◆ **Article**:
Modern astronomy would struggle without AI and machine learning (ML), which have become indispensable tools. They alone have the capability to manage and work with the vast amounts of data that modern telescopes generate. ML can sift through large datasets, seeking specified patterns that would take humans far longer to find.
The search for biosignatures on Earth-like exoplanets is a critical part of contemporary astronomy, and ML can play a big role in it.
Since exoplanets are so distant, astronomers pay close attention to the ones that allow transmission spectroscopy. When starlight passes through a planet’s atmosphere, spectroscopy can split the light into different wavelengths. Astronomers then examine the light for the telltale signs of particular molecules. However, chemical biosignatures in exoplanet atmospheres are tricky because natural abiogenic processes can generate some of the same signatures.
Though the method is powerful, it faces some challenges. Stellar activity like starspots and flares can pollute the signal, and the light from the atmosphere can be very weak compared to the star’s light. If there are clouds or haze in the exoplanet’s atmosphere, that can make it difficult to detect molecular absorption lines in the spectroscopic data. Rayleigh scattering adds to the challenge, and there can also be multiple different interpretations of the same spectroscopic signal. The more of these types of ‘noise’ there is in the signal, the worse the signal-to-noise ratio (SNR) is. Noisy data—data with a low SNR—is a pronounced problem.
We’re still discovering different types of exoplanets and planetary atmospheres, and our models and analysis techniques aren’t complete. When combined with the low SNR problem, the pair comprise a major hurdle.
But machine learning can help, according to new research. “Machine-assisted classification of potential biosignatures in earth-like exoplanets using low signal-to-noise ratio transmission spectra” is a paper under review by the Monthly Notices of the Royal Astronomical Society. The lead author is David S. Duque-Castaño from the Computational Physics and Astrophysics Group at the Universidad de Antioquia in Medellin, Colombia.
The JWST is our most powerful transmission spectroscopy tool, and it’s delivered impressive results. But there’s a problem: observing time. Some observing efforts take an enormous amount of time. It can take a prohibitively high number of transits to detect things like ozone. If we had unlimited amounts of observing time, it wouldn’t matter so much.

◆ **Problems**:
a. Sum up the article in two sentences.
b. Turn the paragraph of the article that starts "Though the method is powerful" into a short bulleted list that keeps its main facts.
c. Copy out word for word the part of the article between "Though the method" and "a pronounced problem.", inclusive.
The listing that comes next has nothing to do with the article.

◆ **Record set**:

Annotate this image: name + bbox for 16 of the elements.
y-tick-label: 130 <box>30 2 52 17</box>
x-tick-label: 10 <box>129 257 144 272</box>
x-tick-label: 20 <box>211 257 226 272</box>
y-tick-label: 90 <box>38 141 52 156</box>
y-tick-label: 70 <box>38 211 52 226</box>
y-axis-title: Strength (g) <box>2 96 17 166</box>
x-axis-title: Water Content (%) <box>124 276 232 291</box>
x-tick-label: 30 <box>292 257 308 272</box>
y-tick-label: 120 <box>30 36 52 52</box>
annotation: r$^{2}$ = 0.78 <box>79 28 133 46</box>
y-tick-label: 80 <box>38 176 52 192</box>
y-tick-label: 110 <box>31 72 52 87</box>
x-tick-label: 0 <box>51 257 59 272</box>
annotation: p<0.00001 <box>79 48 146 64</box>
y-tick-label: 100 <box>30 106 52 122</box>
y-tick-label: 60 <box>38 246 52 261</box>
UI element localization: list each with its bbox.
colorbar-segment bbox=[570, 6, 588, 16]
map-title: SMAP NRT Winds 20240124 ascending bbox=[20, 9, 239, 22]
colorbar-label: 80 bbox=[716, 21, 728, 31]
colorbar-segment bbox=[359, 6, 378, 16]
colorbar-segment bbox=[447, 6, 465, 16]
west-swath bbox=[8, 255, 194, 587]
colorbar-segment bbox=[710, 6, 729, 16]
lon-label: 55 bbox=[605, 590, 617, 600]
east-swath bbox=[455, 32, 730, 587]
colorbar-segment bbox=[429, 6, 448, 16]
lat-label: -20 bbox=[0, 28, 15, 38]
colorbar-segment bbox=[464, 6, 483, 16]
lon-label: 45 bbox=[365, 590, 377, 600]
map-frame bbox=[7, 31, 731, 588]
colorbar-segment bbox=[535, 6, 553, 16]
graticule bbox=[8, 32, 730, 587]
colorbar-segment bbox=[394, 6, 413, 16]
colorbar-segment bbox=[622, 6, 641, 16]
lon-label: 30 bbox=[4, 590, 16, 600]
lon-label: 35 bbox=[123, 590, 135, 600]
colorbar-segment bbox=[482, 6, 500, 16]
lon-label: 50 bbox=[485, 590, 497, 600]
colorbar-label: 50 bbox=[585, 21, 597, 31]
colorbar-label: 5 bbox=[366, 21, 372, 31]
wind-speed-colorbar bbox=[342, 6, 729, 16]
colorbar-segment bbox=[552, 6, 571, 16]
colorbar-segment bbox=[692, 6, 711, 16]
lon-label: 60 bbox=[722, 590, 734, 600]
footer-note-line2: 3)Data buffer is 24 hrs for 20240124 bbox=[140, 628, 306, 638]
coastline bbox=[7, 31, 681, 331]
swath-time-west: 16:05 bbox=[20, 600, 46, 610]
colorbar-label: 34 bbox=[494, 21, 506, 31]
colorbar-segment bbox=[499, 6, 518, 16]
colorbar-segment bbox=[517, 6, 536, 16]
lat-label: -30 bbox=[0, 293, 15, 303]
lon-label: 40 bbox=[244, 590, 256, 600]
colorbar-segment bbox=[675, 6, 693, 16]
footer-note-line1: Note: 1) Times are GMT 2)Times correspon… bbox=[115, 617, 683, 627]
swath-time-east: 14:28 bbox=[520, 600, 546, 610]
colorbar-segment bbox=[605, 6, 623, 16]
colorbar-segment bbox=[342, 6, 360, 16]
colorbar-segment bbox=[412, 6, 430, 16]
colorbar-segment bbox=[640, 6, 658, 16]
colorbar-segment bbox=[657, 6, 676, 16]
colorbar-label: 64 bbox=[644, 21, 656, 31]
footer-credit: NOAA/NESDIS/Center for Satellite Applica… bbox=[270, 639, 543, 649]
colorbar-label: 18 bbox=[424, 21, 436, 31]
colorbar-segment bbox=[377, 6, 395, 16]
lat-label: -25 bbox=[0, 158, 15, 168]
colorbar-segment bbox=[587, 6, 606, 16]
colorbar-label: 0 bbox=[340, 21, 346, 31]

◆ **List of solutions**:
a. Machine learning has become an essential tool in astronomy because it can handle the huge amounts of data that modern telescopes produce, and it can play a big role in the search for biosignatures on Earth-like exoplanets. Transmission spectroscopy used in that search struggles with noisy, low signal-to-noise data, and new research under review by the Monthly Notices of the Royal Astronomical Society says machine learning can help.

b.
- Starspots, flares and other stellar activity can pollute the signal.
- Light from the atmosphere can be very weak compared to the star's light.
- Clouds or haze can make molecular absorption lines hard to detect.
- Rayleigh scattering adds to the challenge.
- The same signal can have several different interpretations.
- More of this noise means a worse signal-to-noise ratio (SNR), and low-SNR data is a pronounced problem.

c.
Though the method is powerful, it faces some challenges. Stellar activity like starspots and flares can pollute the signal, and the light from the atmosphere can be very weak compared to the star’s light. If there are clouds or haze in the exoplanet’s atmosphere, that can make it difficult to detect molecular absorption lines in the spectroscopic data. Rayleigh scattering adds to the challenge, and there can also be multiple different interpretations of the same spectroscopic signal. The more of these types of ‘noise’ there is in the signal, the worse the signal-to-noise ratio (SNR) is. Noisy data—data with a low SNR—is a pronounced problem.